▸ **To do**:
A. In the text on North Carolina district maps, which district do both proposals put all or nearly all of Kannapolis in?
B. Identify every numbered legislative district mentioned in the text on North Carolina district maps.
C. Reproduce the passage of the text on North Carolina district maps between "The suburban Charlotte" and "they're more compact.", inclusive.

▸ **Text for analysis**:
Another set of districts we objected to are located in the Charlotte suburbs in Cabarrus County. There, the court found that Republicans had illegally separated the Democratic-leaning cities of Concord and Kannapolis, which share significant transportation and urban development connections. Despite this finding, the GOP's new map still keeps these cities divided to an undue degree. Both of our proposals keep all of or nearly the entirety of Kannapolis in the 82nd District and also combine it with nearly all of downtown Concord, which the GOP's map splits in half.
The suburban Charlotte county of Gaston also has significant flaws under the GOP's new map, which maintains their illegal gerrymander by continuing to fracture the largest city of Gastonia, putting no more than half of it in a single district. By contrast, our maps place 88 percent of Gastonia in the 109th District. They also unite the two halves of Kings Mountain that are separately in Cleveland and Gaston Counties, and they're more compact.
In rural southeastern North Carolina, Republicans drew a map that is far from sufficiently compact. It also maintains their illegal gerrymander by placing the Democratic-leaning and substantially black city of Whiteville in the heavily white 16th District instead of the more competitive 46th District. Our maps are significantly more compact and remedy the illegal gerrymandering in Columbus County by putting Whiteville in the 46th.
In the Fayetteville area, Republicans combined vastly different communities of interest in their 43rd District, which connects the rural eastern half of the county with the heart of downtown Fayetteville. By contrast, our maps remove the rural territory from the 43rd, making it heavily urbanized, while our more rural 45th District only contains more outlying areas of Fayetteville.
In Jacksonville, the GOP's original map was struck down for dividing the Democratic parts of the city among heavily Republican districts, yet the GOP's new map does the same thing. Our maps are more compact and put the entirety of Jacksonville that isn't part of Camp Lejeune, the famous Marine Corps base, in the 14th District. Very few residents on the base vote there, so under the GOP's map, residents of Jacksonville outside the base would get outvoted by rural areas by a significant margin. By contrast, Jacksonville residents outside of the base make up a majority of the population in our 14th District.

▸ **Supplied material**:

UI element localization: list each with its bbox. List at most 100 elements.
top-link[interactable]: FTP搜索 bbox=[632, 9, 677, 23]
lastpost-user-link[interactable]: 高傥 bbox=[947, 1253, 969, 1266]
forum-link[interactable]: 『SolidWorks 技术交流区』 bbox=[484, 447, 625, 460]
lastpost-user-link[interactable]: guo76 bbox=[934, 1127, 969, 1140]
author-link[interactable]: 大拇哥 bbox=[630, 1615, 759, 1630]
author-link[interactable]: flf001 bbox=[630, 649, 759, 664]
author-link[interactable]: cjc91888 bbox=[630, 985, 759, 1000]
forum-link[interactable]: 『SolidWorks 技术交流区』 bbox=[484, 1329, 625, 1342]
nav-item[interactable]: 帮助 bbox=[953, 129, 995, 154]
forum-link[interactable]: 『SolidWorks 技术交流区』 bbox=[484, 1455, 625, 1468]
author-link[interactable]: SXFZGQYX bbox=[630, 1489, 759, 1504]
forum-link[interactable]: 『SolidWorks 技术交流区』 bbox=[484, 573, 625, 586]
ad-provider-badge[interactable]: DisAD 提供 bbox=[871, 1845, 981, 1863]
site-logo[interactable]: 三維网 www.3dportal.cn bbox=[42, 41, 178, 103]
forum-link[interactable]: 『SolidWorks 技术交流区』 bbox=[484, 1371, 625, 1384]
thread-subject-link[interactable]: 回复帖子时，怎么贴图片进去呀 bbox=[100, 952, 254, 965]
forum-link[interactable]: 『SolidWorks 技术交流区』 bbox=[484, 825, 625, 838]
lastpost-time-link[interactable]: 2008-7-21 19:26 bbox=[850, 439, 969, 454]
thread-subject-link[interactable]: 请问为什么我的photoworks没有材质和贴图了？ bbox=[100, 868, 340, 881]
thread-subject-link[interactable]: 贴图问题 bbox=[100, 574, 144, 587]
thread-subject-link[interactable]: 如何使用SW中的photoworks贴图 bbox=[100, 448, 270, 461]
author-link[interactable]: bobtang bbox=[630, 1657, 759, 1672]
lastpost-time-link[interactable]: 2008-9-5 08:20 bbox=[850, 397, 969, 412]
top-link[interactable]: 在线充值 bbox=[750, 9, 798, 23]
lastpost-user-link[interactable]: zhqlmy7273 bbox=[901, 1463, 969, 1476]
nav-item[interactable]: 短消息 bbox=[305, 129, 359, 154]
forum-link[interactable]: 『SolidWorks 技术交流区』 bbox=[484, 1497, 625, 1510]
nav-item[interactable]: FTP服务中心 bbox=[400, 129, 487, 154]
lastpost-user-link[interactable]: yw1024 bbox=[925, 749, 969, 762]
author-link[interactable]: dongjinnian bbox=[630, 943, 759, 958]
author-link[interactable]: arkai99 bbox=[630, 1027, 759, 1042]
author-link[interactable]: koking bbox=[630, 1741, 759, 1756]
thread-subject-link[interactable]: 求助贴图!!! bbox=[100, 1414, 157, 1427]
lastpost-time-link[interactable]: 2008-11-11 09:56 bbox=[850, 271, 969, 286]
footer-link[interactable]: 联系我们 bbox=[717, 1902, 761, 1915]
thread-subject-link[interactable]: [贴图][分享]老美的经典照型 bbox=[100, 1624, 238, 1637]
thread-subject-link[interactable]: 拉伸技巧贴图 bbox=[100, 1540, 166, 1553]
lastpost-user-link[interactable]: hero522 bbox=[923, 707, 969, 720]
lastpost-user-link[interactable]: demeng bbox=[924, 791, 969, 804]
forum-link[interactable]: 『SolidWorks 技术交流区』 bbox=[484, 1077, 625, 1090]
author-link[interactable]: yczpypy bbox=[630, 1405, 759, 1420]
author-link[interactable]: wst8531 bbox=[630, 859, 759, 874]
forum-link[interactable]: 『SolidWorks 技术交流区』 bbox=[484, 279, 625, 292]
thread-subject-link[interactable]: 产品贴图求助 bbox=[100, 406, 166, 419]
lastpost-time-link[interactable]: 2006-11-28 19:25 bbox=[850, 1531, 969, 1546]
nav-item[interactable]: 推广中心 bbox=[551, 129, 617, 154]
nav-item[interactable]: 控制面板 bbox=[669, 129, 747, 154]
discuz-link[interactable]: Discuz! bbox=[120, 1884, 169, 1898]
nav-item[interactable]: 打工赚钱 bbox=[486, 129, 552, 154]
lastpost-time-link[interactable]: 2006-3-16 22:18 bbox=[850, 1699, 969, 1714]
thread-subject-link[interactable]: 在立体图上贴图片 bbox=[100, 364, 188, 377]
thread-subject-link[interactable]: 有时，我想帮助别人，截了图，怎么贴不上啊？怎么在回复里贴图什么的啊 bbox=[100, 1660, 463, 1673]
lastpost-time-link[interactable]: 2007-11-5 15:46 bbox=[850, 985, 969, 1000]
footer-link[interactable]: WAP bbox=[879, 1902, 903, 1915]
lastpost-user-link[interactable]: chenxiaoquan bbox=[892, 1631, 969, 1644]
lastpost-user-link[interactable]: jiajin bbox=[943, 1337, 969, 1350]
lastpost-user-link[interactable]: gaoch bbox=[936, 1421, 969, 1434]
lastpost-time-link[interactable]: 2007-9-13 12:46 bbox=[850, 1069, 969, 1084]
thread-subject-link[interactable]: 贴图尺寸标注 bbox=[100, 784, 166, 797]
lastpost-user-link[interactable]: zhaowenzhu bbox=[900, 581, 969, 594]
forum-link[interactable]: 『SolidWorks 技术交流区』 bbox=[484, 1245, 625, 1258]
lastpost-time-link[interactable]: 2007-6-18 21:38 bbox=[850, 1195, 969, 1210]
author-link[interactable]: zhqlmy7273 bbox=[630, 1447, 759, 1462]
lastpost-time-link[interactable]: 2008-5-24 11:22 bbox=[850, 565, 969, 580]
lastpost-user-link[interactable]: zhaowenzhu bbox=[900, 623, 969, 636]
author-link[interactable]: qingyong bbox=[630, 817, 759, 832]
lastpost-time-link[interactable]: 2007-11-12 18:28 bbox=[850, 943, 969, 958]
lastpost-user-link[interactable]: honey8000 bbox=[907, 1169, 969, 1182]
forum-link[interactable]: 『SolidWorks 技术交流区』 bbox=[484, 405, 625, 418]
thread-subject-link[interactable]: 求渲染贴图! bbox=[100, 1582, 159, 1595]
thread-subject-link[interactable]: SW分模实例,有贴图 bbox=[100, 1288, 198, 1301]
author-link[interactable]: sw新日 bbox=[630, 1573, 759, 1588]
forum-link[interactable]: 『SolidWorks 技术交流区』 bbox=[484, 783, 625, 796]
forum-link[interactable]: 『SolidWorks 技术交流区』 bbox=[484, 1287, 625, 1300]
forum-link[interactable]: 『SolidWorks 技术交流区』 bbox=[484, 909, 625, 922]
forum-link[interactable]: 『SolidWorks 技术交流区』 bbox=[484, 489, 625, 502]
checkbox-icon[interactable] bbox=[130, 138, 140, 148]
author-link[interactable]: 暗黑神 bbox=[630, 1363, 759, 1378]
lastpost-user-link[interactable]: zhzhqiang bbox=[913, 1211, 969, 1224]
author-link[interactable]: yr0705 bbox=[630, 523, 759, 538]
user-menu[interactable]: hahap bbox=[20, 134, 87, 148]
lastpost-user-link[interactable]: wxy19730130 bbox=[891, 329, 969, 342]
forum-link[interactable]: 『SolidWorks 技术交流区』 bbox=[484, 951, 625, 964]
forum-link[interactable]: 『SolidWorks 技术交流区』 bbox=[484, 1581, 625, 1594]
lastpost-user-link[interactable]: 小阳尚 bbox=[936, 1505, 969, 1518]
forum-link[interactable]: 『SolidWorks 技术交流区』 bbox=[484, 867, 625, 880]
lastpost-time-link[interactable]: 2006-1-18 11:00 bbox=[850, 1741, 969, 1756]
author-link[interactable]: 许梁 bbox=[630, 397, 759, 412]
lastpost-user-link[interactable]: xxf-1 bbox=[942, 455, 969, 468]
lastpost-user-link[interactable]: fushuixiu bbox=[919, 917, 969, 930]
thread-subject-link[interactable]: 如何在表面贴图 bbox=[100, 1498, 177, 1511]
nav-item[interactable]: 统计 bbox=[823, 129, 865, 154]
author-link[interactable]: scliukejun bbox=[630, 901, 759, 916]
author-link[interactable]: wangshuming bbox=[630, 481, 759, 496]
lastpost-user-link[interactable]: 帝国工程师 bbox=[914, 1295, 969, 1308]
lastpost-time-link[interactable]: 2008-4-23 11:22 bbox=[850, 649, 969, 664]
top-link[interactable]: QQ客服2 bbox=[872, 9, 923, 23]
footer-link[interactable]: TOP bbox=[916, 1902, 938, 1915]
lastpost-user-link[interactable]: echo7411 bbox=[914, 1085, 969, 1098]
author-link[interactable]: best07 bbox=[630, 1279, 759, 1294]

▸ **Results by task**:
A. The 82nd District.

B. 82nd, 109th, 16th, 46th, 43rd, 45th, 14th

C.
The suburban Charlotte county of Gaston also has significant flaws under the GOP's new map, which maintains their illegal gerrymander by continuing to fracture the largest city of Gastonia, putting no more than half of it in a single district. By contrast, our maps place 88 percent of Gastonia in the 109th District. They also unite the two halves of Kings Mountain that are separately in Cleveland and Gaston Counties, and they're more compact.